DIRECTION: Find the lines with the string "الأمر" and return them.

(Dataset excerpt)
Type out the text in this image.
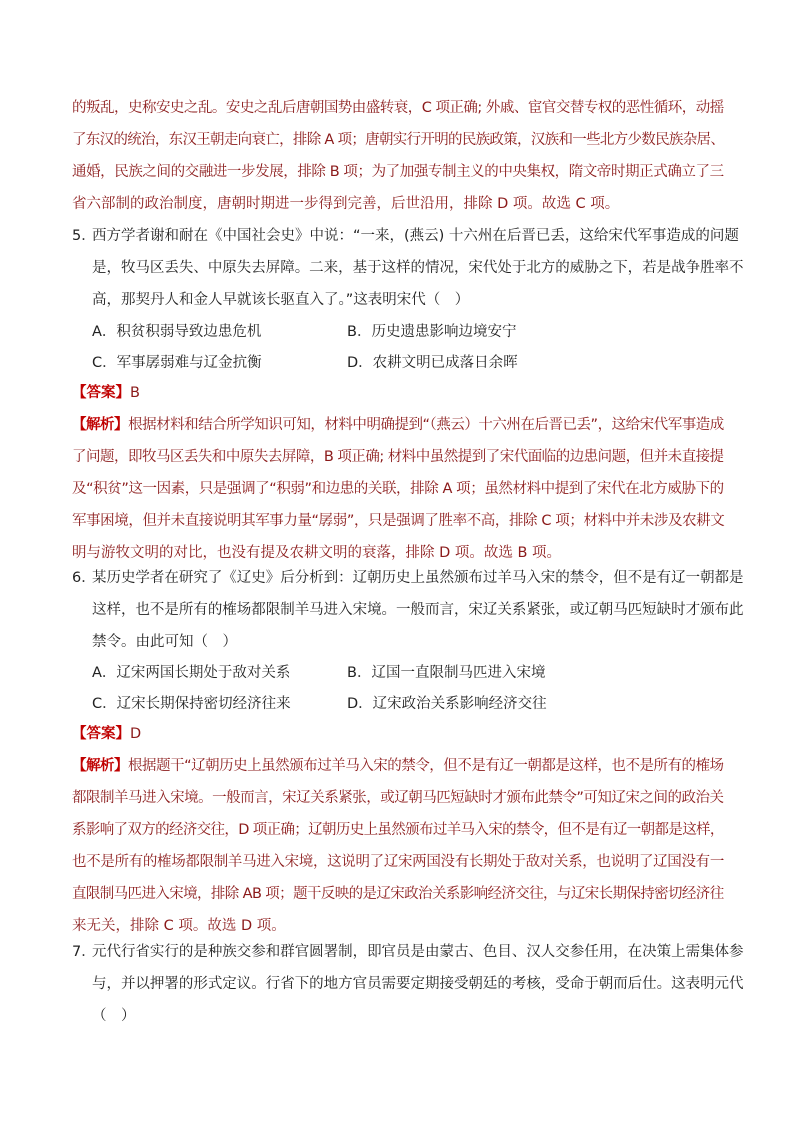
的叛乱，史称安史之乱。安史之乱后唐朝国势由盛转衰，C 项正确; 外戚、宦官交替专权的恶性循环，动摇
了东汉的统治，东汉王朝走向衰亡，排除 A 项；唐朝实行开明的民族政策，汉族和一些北方少数民族杂居、
通婚，民族之间的交融进一步发展，排除 B 项；为了加强专制主义的中央集权，隋文帝时期正式确立了三
省六部制的政治制度，唐朝时期进一步得到完善，后世沿用，排除 D 项。故选 C 项。
5．
西方学者谢和耐在《中国社会史》中说：“一来，(燕云) 十六州在后晋已丢，这给宋代军事造成的问题
是，牧马区丢失、中原失去屏障。二来，基于这样的情况，宋代处于北方的威胁之下，若是战争胜率不
高，那契丹人和金人早就该长驱直入了。”这表明宋代（　）
A．积贫积弱导致边患危机	B．历史遗患影响边境安宁
C．军事孱弱难与辽金抗衡	D．农耕文明已成落日余晖
【答案】B
【解析】根据材料和结合所学知识可知，材料中明确提到“（燕云）十六州在后晋已丢”，这给宋代军事造成
了问题，即牧马区丢失和中原失去屏障，B 项正确; 材料中虽然提到了宋代面临的边患问题，但并未直接提
及“积贫”这一因素，只是强调了“积弱”和边患的关联，排除 A 项；虽然材料中提到了宋代在北方威胁下的
军事困境，但并未直接说明其军事力量“孱弱”，只是强调了胜率不高，排除 C 项；材料中并未涉及农耕文
明与游牧文明的对比，也没有提及农耕文明的衰落，排除 D 项。故选 B 项。
6．
某历史学者在研究了《辽史》后分析到：辽朝历史上虽然颁布过羊马入宋的禁令，但不是有辽一朝都是
这样，也不是所有的榷场都限制羊马进入宋境。一般而言，宋辽关系紧张，或辽朝马匹短缺时才颁布此
禁令。由此可知（　）
A．辽宋两国长期处于敌对关系	B．辽国一直限制马匹进入宋境
C．辽宋长期保持密切经济往来	D．辽宋政治关系影响经济交往
【答案】D
【解析】根据题干“辽朝历史上虽然颁布过羊马入宋的禁令，但不是有辽一朝都是这样，也不是所有的榷场
都限制羊马进入宋境。一般而言，宋辽关系紧张，或辽朝马匹短缺时才颁布此禁令”可知辽宋之间的政治关
系影响了双方的经济交往，D 项正确；辽朝历史上虽然颁布过羊马入宋的禁令，但不是有辽一朝都是这样，
也不是所有的榷场都限制羊马进入宋境，这说明了辽宋两国没有长期处于敌对关系，也说明了辽国没有一
直限制马匹进入宋境，排除 AB 项；题干反映的是辽宋政治关系影响经济交往，与辽宋长期保持密切经济往
来无关，排除 C 项。故选 D 项。
7．
元代行省实行的是种族交参和群官圆署制，即官员是由蒙古、色目、汉人交参任用，在决策上需集体参
与，并以押署的形式定议。行省下的地方官员需要定期接受朝廷的考核，受命于朝而后仕。这表明元代
（　）
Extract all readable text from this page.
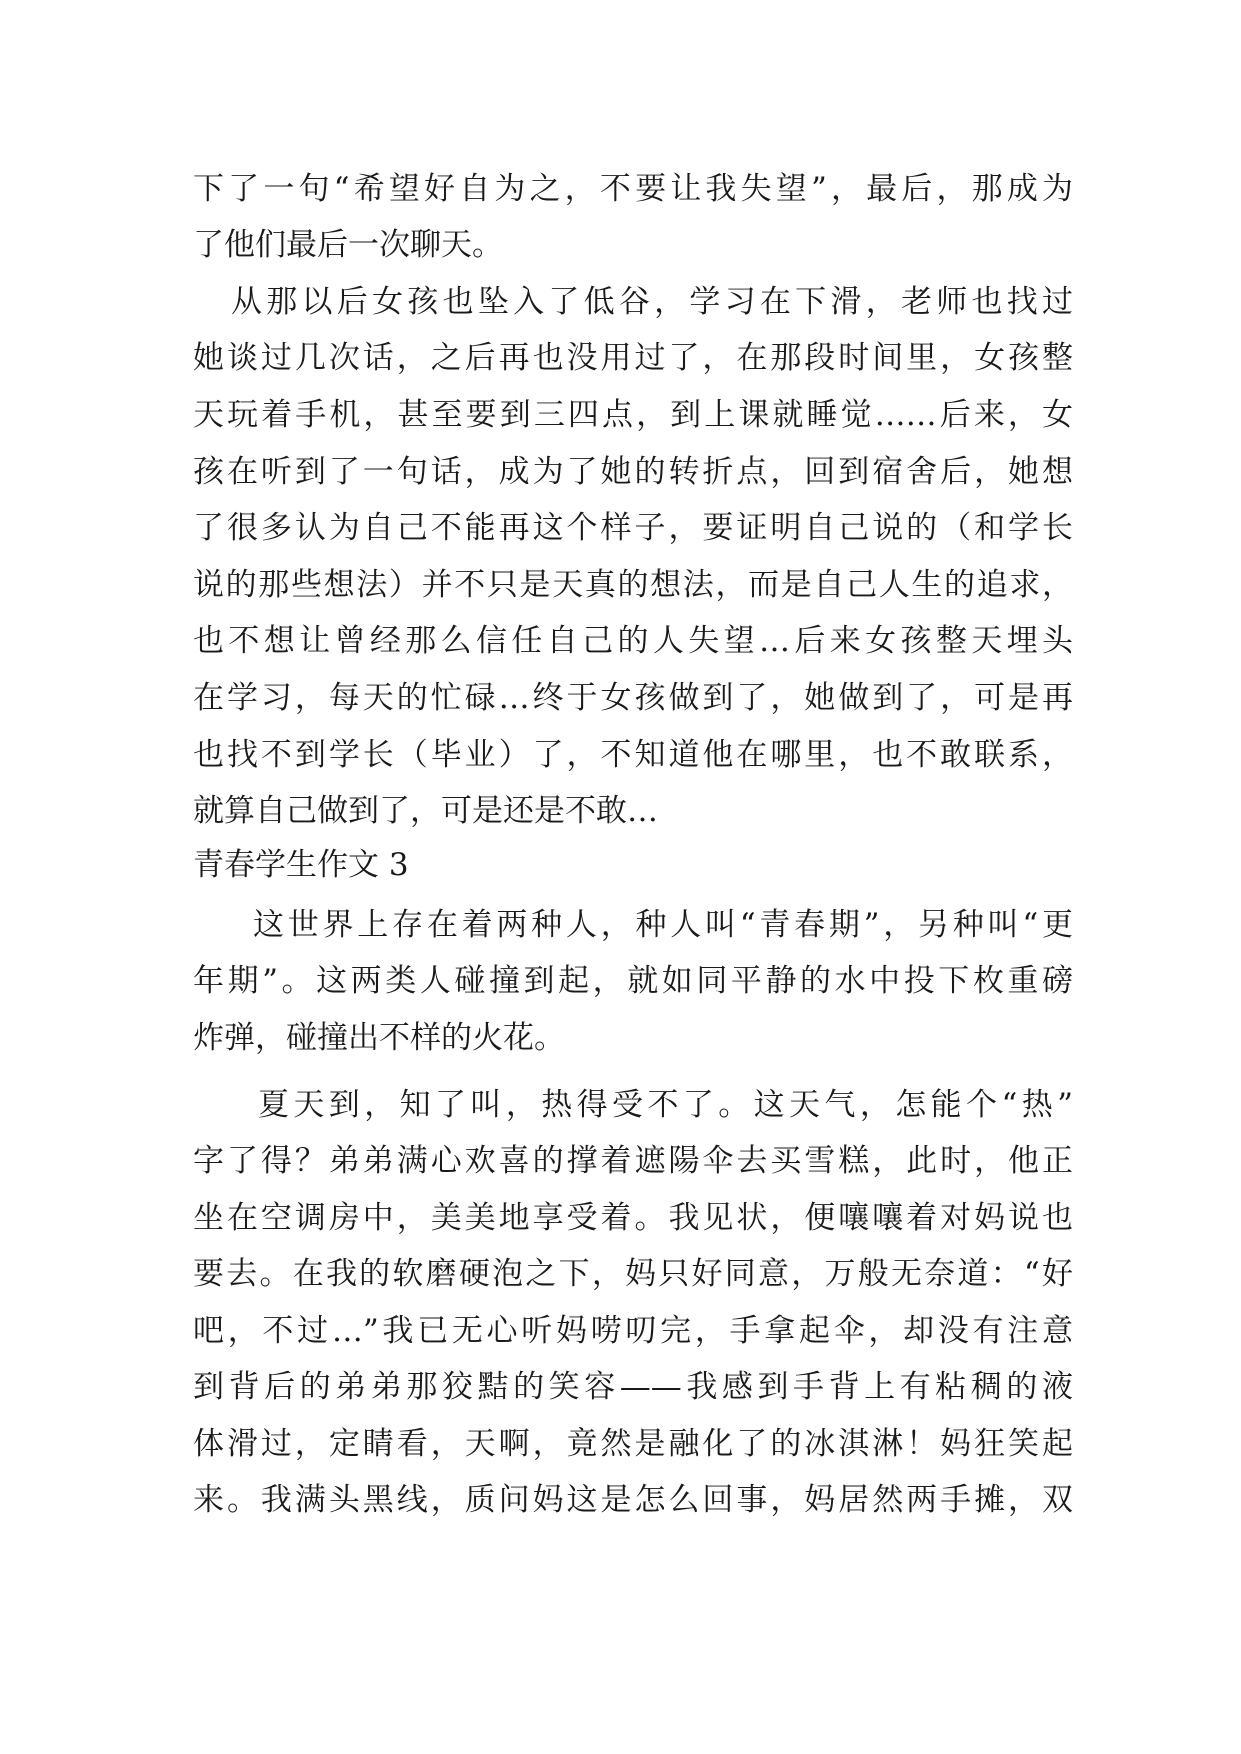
下了一句“希望好自为之，不要让我失望”，最后，那成为
了他们最后一次聊天。
从那以后女孩也坠入了低谷，学习在下滑，老师也找过
她谈过几次话，之后再也没用过了，在那段时间里，女孩整
天玩着手机，甚至要到三四点，到上课就睡觉……后来，女
孩在听到了一句话，成为了她的转折点，回到宿舍后，她想
了很多认为自己不能再这个样子，要证明自己说的（和学长
说的那些想法）并不只是天真的想法，而是自己人生的追求，
也不想让曾经那么信任自己的人失望…后来女孩整天埋头
在学习，每天的忙碌…终于女孩做到了，她做到了，可是再
也找不到学长（毕业）了，不知道他在哪里，也不敢联系，
就算自己做到了，可是还是不敢…
青春学生作文 3
这世界上存在着两种人，种人叫“青春期”，另种叫“更
年期”。这两类人碰撞到起，就如同平静的水中投下枚重磅
炸弹，碰撞出不样的火花。
夏天到，知了叫，热得受不了。这天气，怎能个“热”
字了得？弟弟满心欢喜的撑着遮陽伞去买雪糕，此时，他正
坐在空调房中，美美地享受着。我见状，便嚷嚷着对妈说也
要去。在我的软磨硬泡之下，妈只好同意，万般无奈道：“好
吧，不过…”我已无心听妈唠叨完，手拿起伞，却没有注意
到背后的弟弟那狡黠的笑容——我感到手背上有粘稠的液
体滑过，定睛看，天啊，竟然是融化了的冰淇淋！妈狂笑起
来。我满头黑线，质问妈这是怎么回事，妈居然两手摊，双
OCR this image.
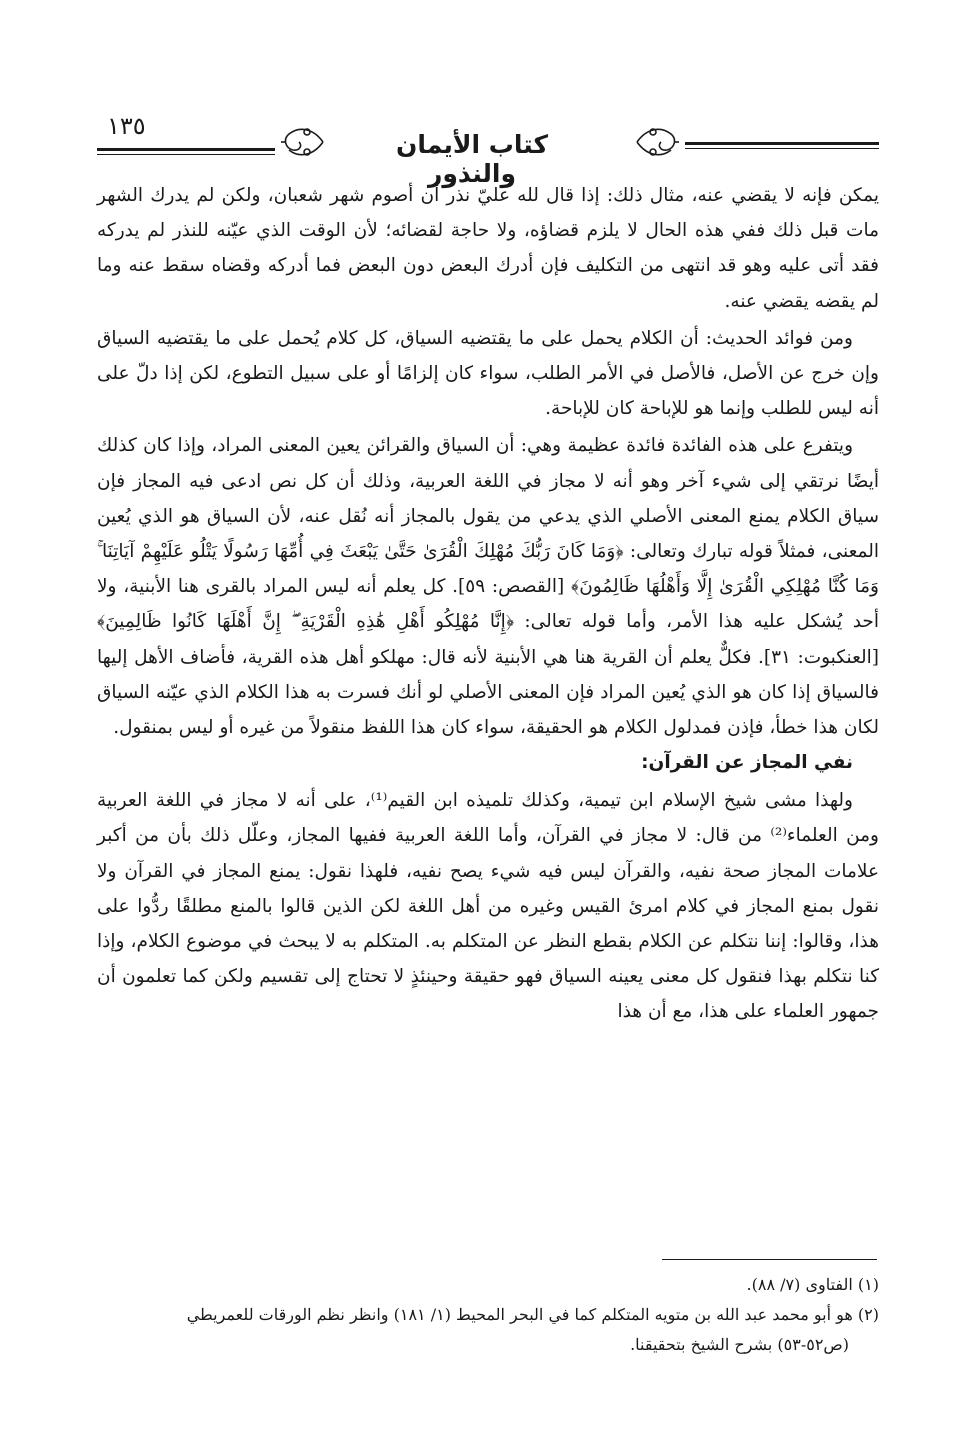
١٣٥
كتاب الأيمان والنذور

يمكن فإنه لا يقضي عنه، مثال ذلك: إذا قال لله عليّ نذر أن أصوم شهر شعبان، ولكن لم يدرك الشهر مات قبل ذلك ففي هذه الحال لا يلزم قضاؤه، ولا حاجة لقضائه؛ لأن الوقت الذي عيّنه للنذر لم يدركه فقد أتى عليه وهو قد انتهى من التكليف فإن أدرك البعض دون البعض فما أدركه وقضاه سقط عنه وما لم يقضه يقضي عنه.

ومن فوائد الحديث: أن الكلام يحمل على ما يقتضيه السياق، كل كلام يُحمل على ما يقتضيه السياق وإن خرج عن الأصل، فالأصل في الأمر الطلب، سواء كان إلزامًا أو على سبيل التطوع، لكن إذا دلّ على أنه ليس للطلب وإنما هو للإباحة كان للإباحة.

ويتفرع على هذه الفائدة فائدة عظيمة وهي: أن السياق والقرائن يعين المعنى المراد، وإذا كان كذلك أيضًا نرتقي إلى شيء آخر وهو أنه لا مجاز في اللغة العربية، وذلك أن كل نص ادعى فيه المجاز فإن سياق الكلام يمنع المعنى الأصلي الذي يدعي من يقول بالمجاز أنه نُقل عنه، لأن السياق هو الذي يُعين المعنى، فمثلاً قوله تبارك وتعالى: ﴿وَمَا كَانَ رَبُّكَ مُهْلِكَ الْقُرَىٰ حَتَّىٰ يَبْعَثَ فِي أُمِّهَا رَسُولًا يَتْلُو عَلَيْهِمْ آيَاتِنَا ۚ وَمَا كُنَّا مُهْلِكِي الْقُرَىٰ إِلَّا وَأَهْلُهَا ظَالِمُونَ﴾ [القصص: ٥٩]. كل يعلم أنه ليس المراد بالقرى هنا الأبنية، ولا أحد يُشكل عليه هذا الأمر، وأما قوله تعالى: ﴿إِنَّا مُهْلِكُو أَهْلِ هَٰذِهِ الْقَرْيَةِ ۖ إِنَّ أَهْلَهَا كَانُوا ظَالِمِينَ﴾ [العنكبوت: ٣١]. فكلٌّ يعلم أن القرية هنا هي الأبنية لأنه قال: مهلكو أهل هذه القرية، فأضاف الأهل إليها فالسياق إذا كان هو الذي يُعين المراد فإن المعنى الأصلي لو أنك فسرت به هذا الكلام الذي عيّنه السياق لكان هذا خطأ، فإذن فمدلول الكلام هو الحقيقة، سواء كان هذا اللفظ منقولاً من غيره أو ليس بمنقول.

نفي المجاز عن القرآن:

ولهذا مشى شيخ الإسلام ابن تيمية، وكذلك تلميذه ابن القيم⁽¹⁾، على أنه لا مجاز في اللغة العربية ومن العلماء⁽²⁾ من قال: لا مجاز في القرآن، وأما اللغة العربية ففيها المجاز، وعلّل ذلك بأن من أكبر علامات المجاز صحة نفيه، والقرآن ليس فيه شيء يصح نفيه، فلهذا نقول: يمنع المجاز في القرآن ولا نقول بمنع المجاز في كلام امرئ القيس وغيره من أهل اللغة لكن الذين قالوا بالمنع مطلقًا ردُّوا على هذا، وقالوا: إننا نتكلم عن الكلام بقطع النظر عن المتكلم به. المتكلم به لا يبحث في موضوع الكلام، وإذا كنا نتكلم بهذا فنقول كل معنى يعينه السياق فهو حقيقة وحينئذٍ لا تحتاج إلى تقسيم ولكن كما تعلمون أن جمهور العلماء على هذا، مع أن هذا

(١) الفتاوى (٧/ ٨٨).

(٢) هو أبو محمد عبد الله بن متويه المتكلم كما في البحر المحيط (١/ ١٨١) وانظر نظم الورقات للعمريطي

(ص٥٢-٥٣) بشرح الشيخ بتحقيقنا.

SOLUTION:
ومن فوائد الحديث: أن الكلام يحمل على ما يقتضيه السياق، كل كلام يُحمل على ما يقتضيه السياق وإن خرج عن الأصل، فالأصل في الأمر الطلب، سواء كان إلزامًا أو على سبيل التطوع، لكن إذا دلّ على أنه ليس للطلب وإنما هو للإباحة كان للإباحة.
ويتفرع على هذه الفائدة فائدة عظيمة وهي: أن السياق والقرائن يعين المعنى المراد، وإذا كان كذلك أيضًا نرتقي إلى شيء آخر وهو أنه لا مجاز في اللغة العربية، وذلك أن كل نص ادعى فيه المجاز فإن سياق الكلام يمنع المعنى الأصلي الذي يدعي من يقول بالمجاز أنه نُقل عنه، لأن السياق هو الذي يُعين المعنى، فمثلاً قوله تبارك وتعالى: ﴿وَمَا كَانَ رَبُّكَ مُهْلِكَ الْقُرَىٰ حَتَّىٰ يَبْعَثَ فِي أُمِّهَا رَسُولًا يَتْلُو عَلَيْهِمْ آيَاتِنَا ۚ وَمَا كُنَّا مُهْلِكِي الْقُرَىٰ إِلَّا وَأَهْلُهَا ظَالِمُونَ﴾ [القصص: ٥٩]. كل يعلم أنه ليس المراد بالقرى هنا الأبنية، ولا أحد يُشكل عليه هذا الأمر، وأما قوله تعالى: ﴿إِنَّا مُهْلِكُو أَهْلِ هَٰذِهِ الْقَرْيَةِ ۖ إِنَّ أَهْلَهَا كَانُوا ظَالِمِينَ﴾ [العنكبوت: ٣١]. فكلٌّ يعلم أن القرية هنا هي الأبنية لأنه قال: مهلكو أهل هذه القرية، فأضاف الأهل إليها فالسياق إذا كان هو الذي يُعين المراد فإن المعنى الأصلي لو أنك فسرت به هذا الكلام الذي عيّنه السياق لكان هذا خطأ، فإذن فمدلول الكلام هو الحقيقة، سواء كان هذا اللفظ منقولاً من غيره أو ليس بمنقول.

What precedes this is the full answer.